What you will do:
Reproduce the entries verbatim, starting at the very beginning and ending with the line that contains "footer-button[interactable]: Приходный кассовый", including that line.

Given data:
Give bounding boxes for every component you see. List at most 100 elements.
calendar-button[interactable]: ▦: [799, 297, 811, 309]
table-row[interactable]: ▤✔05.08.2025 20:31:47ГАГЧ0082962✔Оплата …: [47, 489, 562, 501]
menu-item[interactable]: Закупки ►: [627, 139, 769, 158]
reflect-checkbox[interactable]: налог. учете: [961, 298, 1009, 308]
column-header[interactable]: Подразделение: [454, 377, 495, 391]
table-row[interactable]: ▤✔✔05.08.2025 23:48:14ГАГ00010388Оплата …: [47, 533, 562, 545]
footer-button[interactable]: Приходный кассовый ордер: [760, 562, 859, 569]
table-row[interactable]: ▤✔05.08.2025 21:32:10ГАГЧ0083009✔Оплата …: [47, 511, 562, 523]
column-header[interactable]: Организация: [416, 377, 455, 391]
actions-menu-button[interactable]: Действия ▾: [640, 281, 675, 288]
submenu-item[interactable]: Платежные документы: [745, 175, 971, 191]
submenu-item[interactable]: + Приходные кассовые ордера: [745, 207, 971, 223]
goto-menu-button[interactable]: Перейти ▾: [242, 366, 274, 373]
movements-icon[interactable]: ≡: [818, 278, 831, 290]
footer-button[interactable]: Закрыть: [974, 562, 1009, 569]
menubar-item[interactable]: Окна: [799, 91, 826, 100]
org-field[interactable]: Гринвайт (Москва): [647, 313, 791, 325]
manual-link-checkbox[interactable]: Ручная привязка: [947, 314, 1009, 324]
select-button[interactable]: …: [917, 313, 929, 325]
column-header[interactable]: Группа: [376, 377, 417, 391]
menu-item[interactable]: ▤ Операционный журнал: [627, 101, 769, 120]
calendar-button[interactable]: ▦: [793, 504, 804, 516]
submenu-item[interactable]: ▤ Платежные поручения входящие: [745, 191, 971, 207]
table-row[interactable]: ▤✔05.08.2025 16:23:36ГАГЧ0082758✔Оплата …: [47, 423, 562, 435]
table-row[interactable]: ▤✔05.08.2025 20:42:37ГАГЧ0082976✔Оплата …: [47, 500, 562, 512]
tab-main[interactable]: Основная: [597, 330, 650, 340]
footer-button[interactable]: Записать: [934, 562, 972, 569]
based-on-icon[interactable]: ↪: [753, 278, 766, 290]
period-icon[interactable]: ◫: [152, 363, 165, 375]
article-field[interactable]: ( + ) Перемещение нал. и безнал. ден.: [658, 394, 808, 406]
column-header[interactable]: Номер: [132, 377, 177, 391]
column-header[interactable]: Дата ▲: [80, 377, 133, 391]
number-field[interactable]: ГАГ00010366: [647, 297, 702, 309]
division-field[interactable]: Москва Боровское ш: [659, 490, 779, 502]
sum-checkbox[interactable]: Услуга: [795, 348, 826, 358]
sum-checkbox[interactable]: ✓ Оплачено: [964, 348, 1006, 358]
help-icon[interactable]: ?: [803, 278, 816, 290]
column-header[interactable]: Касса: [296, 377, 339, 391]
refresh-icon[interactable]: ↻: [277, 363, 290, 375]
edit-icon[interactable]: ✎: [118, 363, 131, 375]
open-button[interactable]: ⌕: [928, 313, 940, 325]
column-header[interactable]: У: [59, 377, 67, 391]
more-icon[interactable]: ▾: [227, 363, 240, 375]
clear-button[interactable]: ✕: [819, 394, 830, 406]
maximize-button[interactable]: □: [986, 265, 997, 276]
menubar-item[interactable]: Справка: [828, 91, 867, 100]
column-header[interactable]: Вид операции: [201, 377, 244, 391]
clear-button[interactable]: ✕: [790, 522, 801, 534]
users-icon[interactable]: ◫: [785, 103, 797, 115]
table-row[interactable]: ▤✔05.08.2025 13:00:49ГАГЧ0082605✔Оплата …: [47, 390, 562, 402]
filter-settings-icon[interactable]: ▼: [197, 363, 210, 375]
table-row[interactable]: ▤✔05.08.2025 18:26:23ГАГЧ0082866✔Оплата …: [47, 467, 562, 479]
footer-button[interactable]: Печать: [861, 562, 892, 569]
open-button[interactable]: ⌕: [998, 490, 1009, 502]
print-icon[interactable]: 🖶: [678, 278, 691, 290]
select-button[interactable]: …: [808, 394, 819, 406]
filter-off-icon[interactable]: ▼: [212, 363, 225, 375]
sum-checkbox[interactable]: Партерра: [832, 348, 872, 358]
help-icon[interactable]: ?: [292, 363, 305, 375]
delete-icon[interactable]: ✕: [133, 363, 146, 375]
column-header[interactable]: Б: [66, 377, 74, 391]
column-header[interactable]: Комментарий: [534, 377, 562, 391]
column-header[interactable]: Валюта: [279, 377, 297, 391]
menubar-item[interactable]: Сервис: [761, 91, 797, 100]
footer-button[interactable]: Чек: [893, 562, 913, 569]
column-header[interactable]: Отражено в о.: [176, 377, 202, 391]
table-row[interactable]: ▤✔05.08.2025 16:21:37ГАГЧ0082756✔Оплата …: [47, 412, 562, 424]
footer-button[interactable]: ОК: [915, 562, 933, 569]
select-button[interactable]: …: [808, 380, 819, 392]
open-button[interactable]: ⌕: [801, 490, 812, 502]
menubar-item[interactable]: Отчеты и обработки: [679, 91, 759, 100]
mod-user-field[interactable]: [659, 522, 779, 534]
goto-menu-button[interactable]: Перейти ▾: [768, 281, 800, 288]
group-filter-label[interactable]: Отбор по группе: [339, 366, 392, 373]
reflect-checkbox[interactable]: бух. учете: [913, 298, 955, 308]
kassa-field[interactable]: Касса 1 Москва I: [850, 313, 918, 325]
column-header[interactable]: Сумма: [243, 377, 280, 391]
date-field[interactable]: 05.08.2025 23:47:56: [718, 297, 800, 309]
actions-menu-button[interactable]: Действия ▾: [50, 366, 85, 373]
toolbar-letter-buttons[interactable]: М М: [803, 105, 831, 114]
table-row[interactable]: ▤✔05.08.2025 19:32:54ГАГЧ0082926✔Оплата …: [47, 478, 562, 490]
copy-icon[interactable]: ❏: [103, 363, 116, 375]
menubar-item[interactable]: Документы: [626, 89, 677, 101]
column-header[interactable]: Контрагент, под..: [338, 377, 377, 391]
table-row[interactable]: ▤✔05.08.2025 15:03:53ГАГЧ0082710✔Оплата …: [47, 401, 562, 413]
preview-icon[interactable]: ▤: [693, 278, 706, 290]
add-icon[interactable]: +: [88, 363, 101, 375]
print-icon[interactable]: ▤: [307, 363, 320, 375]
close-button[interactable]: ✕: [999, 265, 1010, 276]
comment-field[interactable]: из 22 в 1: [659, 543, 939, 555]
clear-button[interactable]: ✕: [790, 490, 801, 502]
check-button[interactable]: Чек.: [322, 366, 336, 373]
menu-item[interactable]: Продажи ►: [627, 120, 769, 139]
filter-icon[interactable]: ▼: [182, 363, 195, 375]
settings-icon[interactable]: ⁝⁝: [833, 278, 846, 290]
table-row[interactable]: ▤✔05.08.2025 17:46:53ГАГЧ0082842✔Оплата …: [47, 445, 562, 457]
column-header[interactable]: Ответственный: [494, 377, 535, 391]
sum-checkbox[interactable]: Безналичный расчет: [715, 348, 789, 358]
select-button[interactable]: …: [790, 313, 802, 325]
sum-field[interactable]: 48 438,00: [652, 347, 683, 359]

Written response:
Give bounding boxes for every component you see. List at most 100 elements.
calendar-button[interactable]: ▦: [799, 297, 811, 309]
table-row[interactable]: ▤✔05.08.2025 20:31:47ГАГЧ0082962✔Оплата …: [47, 489, 562, 501]
menu-item[interactable]: Закупки ►: [627, 139, 769, 158]
reflect-checkbox[interactable]: налог. учете: [961, 298, 1009, 308]
column-header[interactable]: Подразделение: [454, 377, 495, 391]
table-row[interactable]: ▤✔✔05.08.2025 23:48:14ГАГ00010388Оплата …: [47, 533, 562, 545]
footer-button[interactable]: Приходный кассовый ордер: [760, 562, 859, 569]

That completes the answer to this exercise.